AIM OF THE TASK: List all lines of the data that include the string "Tölle".

----- INPUT DATA

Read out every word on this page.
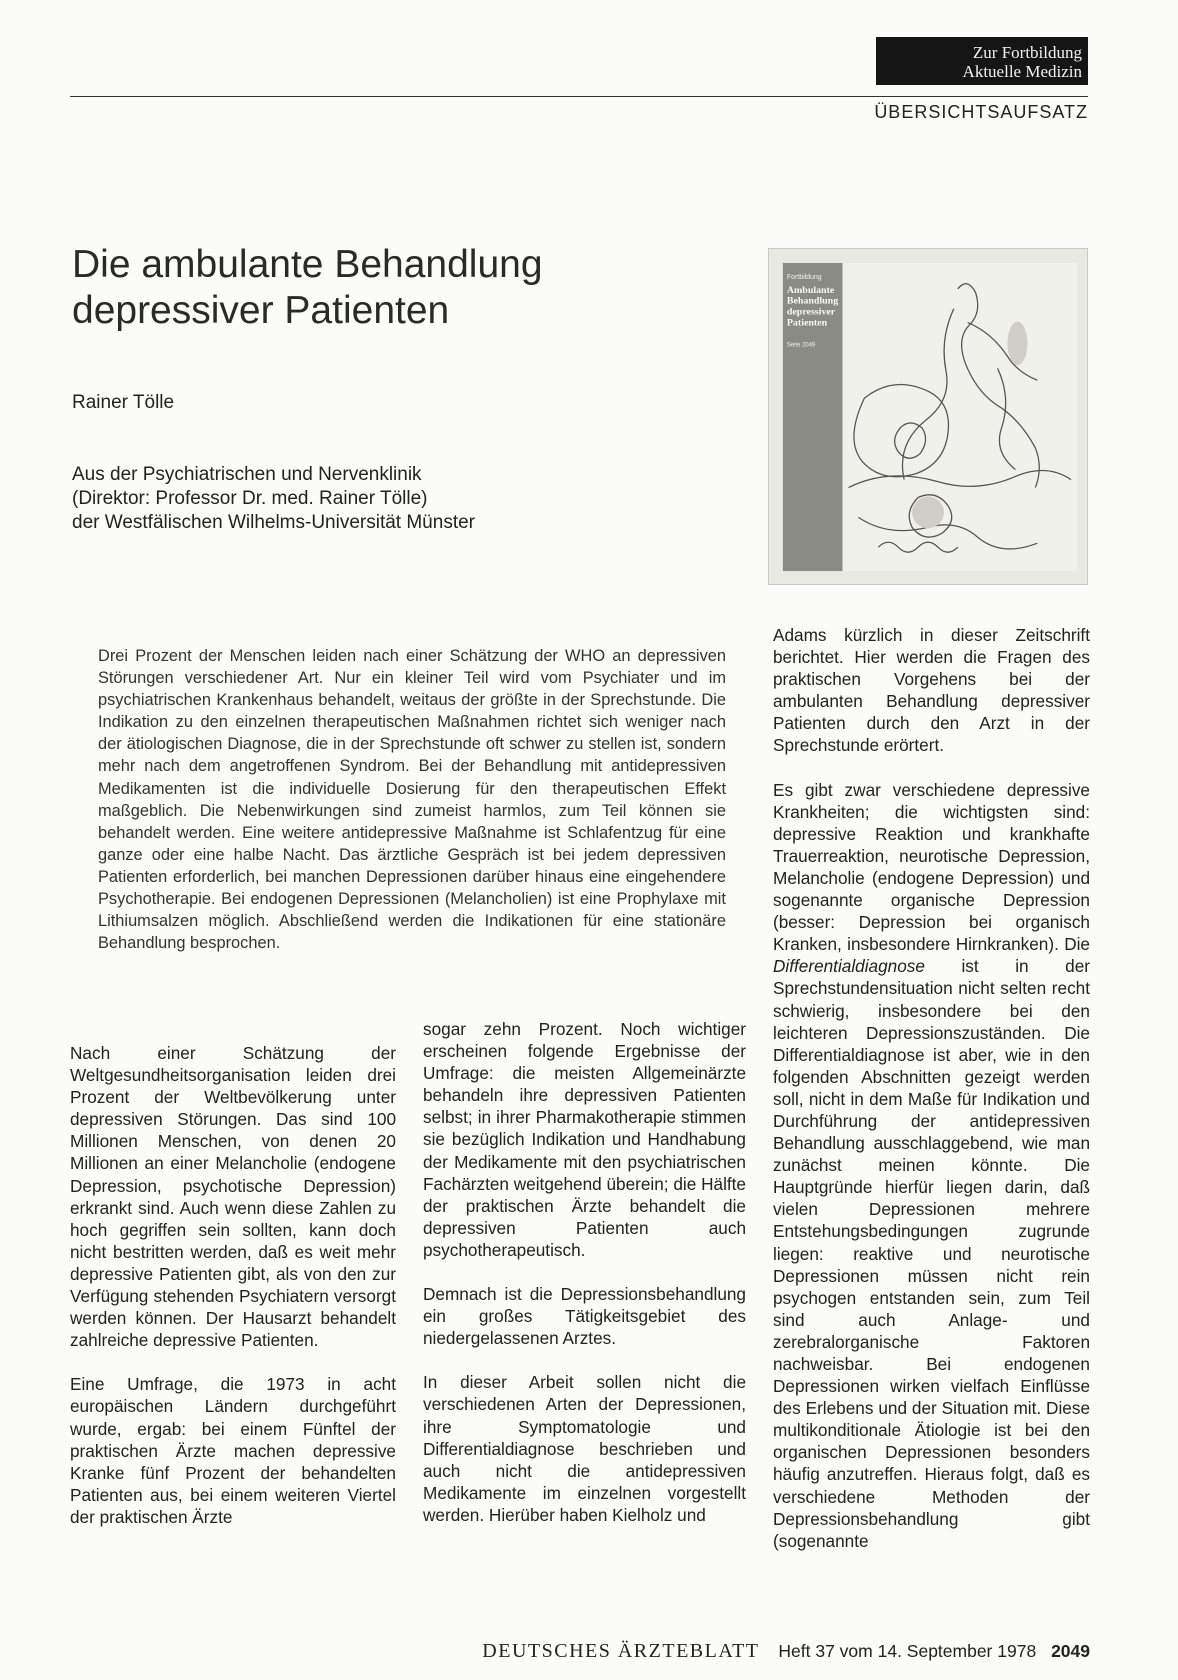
Zur Fortbildung
Aktuelle Medizin
ÜBERSICHTSAUFSATZ
Die ambulante Behandlung
depressiver Patienten
Rainer Tölle
Aus der Psychiatrischen und Nervenklinik
(Direktor: Professor Dr. med. Rainer Tölle)
der Westfälischen Wilhelms-Universität Münster
Fortbildung
Ambulante
Behandlung
depressiver
Patienten
Seite 2049
Drei Prozent der Menschen leiden nach einer Schätzung der WHO an depressiven Störungen verschiedener Art. Nur ein kleiner Teil wird vom Psychiater und im psychiatrischen Krankenhaus behandelt, weitaus der größte in der Sprechstunde. Die Indikation zu den einzelnen therapeutischen Maßnahmen richtet sich weniger nach der ätiologischen Diagnose, die in der Sprechstunde oft schwer zu stellen ist, sondern mehr nach dem angetroffenen Syndrom. Bei der Behandlung mit antidepressiven Medikamenten ist die individuelle Dosierung für den therapeutischen Effekt maßgeblich. Die Nebenwirkungen sind zumeist harmlos, zum Teil können sie behandelt werden. Eine weitere antidepressive Maßnahme ist Schlafentzug für eine ganze oder eine halbe Nacht. Das ärztliche Gespräch ist bei jedem depressiven Patienten erforderlich, bei manchen Depressionen darüber hinaus eine eingehendere Psychotherapie. Bei endogenen Depressionen (Melancholien) ist eine Prophylaxe mit Lithiumsalzen möglich. Abschließend werden die Indikationen für eine stationäre Behandlung besprochen.

Nach einer Schätzung der Weltgesundheitsorganisation leiden drei Prozent der Weltbevölkerung unter depressiven Störungen. Das sind 100 Millionen Menschen, von denen 20 Millionen an einer Melancholie (endogene Depression, psychotische Depression) erkrankt sind. Auch wenn diese Zahlen zu hoch gegriffen sein sollten, kann doch nicht bestritten werden, daß es weit mehr depressive Patienten gibt, als von den zur Verfügung stehenden Psychiatern versorgt werden können. Der Hausarzt behandelt zahlreiche depressive Patienten.

Eine Umfrage, die 1973 in acht europäischen Ländern durchgeführt wurde, ergab: bei einem Fünftel der praktischen Ärzte machen depressive Kranke fünf Prozent der behandelten Patienten aus, bei einem weiteren Viertel der praktischen Ärzte

sogar zehn Prozent. Noch wichtiger erscheinen folgende Ergebnisse der Umfrage: die meisten Allgemeinärzte behandeln ihre depressiven Patienten selbst; in ihrer Pharmakotherapie stimmen sie bezüglich Indikation und Handhabung der Medikamente mit den psychiatrischen Fachärzten weitgehend überein; die Hälfte der praktischen Ärzte behandelt die depressiven Patienten auch psychotherapeutisch.

Demnach ist die Depressionsbehandlung ein großes Tätigkeitsgebiet des niedergelassenen Arztes.

In dieser Arbeit sollen nicht die verschiedenen Arten der Depressionen, ihre Symptomatologie und Differentialdiagnose beschrieben und auch nicht die antidepressiven Medikamente im einzelnen vorgestellt werden. Hierüber haben Kielholz und

Adams kürzlich in dieser Zeitschrift berichtet. Hier werden die Fragen des praktischen Vorgehens bei der ambulanten Behandlung depressiver Patienten durch den Arzt in der Sprechstunde erörtert.

Es gibt zwar verschiedene depressive Krankheiten; die wichtigsten sind: depressive Reaktion und krankhafte Trauerreaktion, neurotische Depression, Melancholie (endogene Depression) und sogenannte organische Depression (besser: Depression bei organisch Kranken, insbesondere Hirnkranken). Die Differentialdiagnose ist in der Sprechstundensituation nicht selten recht schwierig, insbesondere bei den leichteren Depressionszuständen. Die Differentialdiagnose ist aber, wie in den folgenden Abschnitten gezeigt werden soll, nicht in dem Maße für Indikation und Durchführung der antidepressiven Behandlung ausschlaggebend, wie man zunächst meinen könnte. Die Hauptgründe hierfür liegen darin, daß vielen Depressionen mehrere Entstehungsbedingungen zugrunde liegen: reaktive und neurotische Depressionen müssen nicht rein psychogen entstanden sein, zum Teil sind auch Anlage- und zerebralorganische Faktoren nachweisbar. Bei endogenen Depressionen wirken vielfach Einflüsse des Erlebens und der Situation mit. Diese multikonditionale Ätiologie ist bei den organischen Depressionen besonders häufig anzutreffen. Hieraus folgt, daß es verschiedene Methoden der Depressionsbehandlung gibt (sogenannte

DEUTSCHES ÄRZTEBLATT Heft 37 vom 14. September 1978 2049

----------

FINAL ANSWER:
Rainer Tölle
(Direktor: Professor Dr. med. Rainer Tölle)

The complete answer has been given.